Reply with one number: the count of lines in the listing that contain the string "icon".

BEGIN DATA EXCERPTS

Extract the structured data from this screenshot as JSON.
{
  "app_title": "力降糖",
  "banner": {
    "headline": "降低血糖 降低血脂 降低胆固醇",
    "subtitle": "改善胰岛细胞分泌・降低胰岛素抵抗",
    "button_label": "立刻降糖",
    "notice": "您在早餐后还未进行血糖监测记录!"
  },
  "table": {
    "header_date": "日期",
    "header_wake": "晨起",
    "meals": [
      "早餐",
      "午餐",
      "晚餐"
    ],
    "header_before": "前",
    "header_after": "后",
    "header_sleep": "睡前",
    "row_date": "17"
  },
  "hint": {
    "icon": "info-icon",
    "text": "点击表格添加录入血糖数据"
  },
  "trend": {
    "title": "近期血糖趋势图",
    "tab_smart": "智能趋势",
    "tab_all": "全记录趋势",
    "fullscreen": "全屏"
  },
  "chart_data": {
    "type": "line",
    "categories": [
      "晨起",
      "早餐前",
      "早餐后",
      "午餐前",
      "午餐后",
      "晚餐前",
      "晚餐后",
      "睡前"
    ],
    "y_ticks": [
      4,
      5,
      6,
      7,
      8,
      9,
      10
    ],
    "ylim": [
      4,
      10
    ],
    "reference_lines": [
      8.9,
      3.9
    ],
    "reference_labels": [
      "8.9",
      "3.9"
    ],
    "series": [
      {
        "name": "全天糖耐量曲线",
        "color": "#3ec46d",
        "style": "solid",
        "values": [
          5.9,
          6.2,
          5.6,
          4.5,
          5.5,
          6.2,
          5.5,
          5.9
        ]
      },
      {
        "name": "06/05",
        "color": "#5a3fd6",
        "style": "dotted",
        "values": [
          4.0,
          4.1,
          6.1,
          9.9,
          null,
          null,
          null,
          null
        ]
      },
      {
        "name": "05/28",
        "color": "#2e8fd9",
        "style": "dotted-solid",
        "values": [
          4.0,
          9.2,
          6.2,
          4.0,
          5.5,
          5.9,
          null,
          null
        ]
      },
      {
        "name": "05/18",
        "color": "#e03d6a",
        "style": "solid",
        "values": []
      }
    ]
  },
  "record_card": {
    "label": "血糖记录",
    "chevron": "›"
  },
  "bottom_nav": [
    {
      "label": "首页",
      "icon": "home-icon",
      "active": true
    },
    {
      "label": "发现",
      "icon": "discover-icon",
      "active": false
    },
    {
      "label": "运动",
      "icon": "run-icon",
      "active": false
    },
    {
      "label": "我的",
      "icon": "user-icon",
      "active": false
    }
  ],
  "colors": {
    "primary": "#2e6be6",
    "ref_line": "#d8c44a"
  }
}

END DATA EXCERPTS

EXERCISE SOLUTION:
5